[Data entries]

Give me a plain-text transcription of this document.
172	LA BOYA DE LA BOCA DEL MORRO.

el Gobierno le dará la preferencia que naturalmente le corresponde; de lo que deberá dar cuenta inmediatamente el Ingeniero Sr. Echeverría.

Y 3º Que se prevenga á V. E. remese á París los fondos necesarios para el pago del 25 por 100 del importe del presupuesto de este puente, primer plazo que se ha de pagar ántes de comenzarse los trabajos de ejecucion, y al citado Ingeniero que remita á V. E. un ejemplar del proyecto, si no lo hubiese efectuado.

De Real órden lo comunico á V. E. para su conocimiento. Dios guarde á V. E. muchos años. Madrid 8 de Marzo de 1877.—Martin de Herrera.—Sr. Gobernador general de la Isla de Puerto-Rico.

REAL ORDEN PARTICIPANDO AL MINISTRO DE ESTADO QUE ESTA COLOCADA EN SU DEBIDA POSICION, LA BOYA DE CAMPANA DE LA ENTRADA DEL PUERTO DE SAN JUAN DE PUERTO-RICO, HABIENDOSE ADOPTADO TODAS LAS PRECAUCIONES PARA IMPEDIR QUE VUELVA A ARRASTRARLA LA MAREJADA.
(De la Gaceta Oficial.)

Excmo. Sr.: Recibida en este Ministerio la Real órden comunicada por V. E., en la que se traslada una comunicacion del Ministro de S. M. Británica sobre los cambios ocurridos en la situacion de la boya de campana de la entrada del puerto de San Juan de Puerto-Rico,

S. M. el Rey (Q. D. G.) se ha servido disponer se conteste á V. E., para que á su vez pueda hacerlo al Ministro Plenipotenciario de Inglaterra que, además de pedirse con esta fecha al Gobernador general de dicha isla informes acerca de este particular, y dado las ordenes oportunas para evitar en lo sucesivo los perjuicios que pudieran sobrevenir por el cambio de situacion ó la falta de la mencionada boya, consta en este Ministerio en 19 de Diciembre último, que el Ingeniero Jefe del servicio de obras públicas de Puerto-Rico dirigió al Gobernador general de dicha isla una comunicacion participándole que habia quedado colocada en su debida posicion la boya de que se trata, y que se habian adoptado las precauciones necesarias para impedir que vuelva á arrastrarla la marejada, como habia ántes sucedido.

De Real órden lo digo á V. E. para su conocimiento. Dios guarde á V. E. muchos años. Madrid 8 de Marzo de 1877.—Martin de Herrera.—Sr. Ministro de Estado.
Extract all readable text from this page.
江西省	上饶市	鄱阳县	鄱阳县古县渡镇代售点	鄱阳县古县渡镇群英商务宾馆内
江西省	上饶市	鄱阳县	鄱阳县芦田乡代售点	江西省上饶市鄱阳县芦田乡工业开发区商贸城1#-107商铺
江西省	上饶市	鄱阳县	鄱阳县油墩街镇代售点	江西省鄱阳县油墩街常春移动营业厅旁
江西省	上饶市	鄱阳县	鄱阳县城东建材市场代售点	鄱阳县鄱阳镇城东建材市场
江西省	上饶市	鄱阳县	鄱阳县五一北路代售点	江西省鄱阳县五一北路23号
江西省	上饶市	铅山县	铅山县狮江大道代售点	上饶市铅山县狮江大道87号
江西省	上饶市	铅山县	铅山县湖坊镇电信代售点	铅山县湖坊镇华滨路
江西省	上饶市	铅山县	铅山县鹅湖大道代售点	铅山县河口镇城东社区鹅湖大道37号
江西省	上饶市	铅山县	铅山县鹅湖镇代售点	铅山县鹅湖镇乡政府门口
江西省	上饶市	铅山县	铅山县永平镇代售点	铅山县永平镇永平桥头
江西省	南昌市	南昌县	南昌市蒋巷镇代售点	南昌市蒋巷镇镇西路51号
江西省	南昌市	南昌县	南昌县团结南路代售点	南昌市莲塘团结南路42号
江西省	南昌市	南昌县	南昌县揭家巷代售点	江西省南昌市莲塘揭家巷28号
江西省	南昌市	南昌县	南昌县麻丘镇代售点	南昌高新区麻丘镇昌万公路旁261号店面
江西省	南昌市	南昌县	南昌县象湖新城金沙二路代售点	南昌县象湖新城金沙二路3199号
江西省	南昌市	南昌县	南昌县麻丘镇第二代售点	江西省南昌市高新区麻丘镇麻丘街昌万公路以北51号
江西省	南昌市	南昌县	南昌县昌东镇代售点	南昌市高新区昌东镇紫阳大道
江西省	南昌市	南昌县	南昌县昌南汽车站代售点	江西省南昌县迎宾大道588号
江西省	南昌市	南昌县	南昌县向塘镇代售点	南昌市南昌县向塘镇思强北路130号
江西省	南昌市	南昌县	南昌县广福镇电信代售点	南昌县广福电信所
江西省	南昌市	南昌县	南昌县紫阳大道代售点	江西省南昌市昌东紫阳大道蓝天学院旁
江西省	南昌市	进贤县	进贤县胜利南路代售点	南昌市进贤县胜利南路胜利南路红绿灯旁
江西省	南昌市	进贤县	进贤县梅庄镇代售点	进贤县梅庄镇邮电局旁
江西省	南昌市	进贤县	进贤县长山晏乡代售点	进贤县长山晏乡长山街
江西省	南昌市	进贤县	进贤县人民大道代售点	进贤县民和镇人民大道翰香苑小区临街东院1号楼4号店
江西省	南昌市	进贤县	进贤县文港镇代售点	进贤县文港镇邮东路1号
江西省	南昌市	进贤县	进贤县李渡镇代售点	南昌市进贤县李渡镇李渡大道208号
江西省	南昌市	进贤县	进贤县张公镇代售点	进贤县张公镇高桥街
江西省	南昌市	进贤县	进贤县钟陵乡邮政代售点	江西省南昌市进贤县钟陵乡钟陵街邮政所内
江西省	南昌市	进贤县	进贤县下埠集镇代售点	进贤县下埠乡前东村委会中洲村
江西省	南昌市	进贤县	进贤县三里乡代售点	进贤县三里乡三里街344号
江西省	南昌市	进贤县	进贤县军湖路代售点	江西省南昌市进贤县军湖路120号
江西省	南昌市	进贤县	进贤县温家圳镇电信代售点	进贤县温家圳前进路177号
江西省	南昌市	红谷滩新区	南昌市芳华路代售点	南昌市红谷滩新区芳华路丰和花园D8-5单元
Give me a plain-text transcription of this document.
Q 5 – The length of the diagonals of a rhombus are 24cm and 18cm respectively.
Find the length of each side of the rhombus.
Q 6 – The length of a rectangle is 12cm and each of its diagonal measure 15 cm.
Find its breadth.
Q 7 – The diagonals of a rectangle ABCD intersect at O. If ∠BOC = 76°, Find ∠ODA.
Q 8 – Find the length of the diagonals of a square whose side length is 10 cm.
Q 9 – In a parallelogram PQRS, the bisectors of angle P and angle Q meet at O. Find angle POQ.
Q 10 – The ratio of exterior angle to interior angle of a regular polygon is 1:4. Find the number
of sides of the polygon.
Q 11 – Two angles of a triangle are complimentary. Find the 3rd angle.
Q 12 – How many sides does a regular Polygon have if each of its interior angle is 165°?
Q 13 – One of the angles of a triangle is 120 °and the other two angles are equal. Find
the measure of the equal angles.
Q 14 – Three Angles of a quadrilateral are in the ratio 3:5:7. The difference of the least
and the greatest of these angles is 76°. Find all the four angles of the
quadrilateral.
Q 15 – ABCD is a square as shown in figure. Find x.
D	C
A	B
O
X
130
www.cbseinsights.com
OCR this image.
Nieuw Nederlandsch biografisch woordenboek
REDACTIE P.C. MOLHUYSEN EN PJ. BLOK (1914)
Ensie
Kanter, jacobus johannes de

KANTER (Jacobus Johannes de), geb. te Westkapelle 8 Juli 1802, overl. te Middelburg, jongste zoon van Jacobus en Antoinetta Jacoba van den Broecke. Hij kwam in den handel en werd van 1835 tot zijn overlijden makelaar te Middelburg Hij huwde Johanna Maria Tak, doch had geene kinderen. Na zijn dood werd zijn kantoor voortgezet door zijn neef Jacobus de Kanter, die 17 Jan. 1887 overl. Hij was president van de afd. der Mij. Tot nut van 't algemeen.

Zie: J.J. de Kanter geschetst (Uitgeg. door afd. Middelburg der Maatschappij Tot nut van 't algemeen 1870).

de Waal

→ Written exercise
Say how many lines in this listing hold the string "sides", giving the count and nothing more.

→ Expected output
2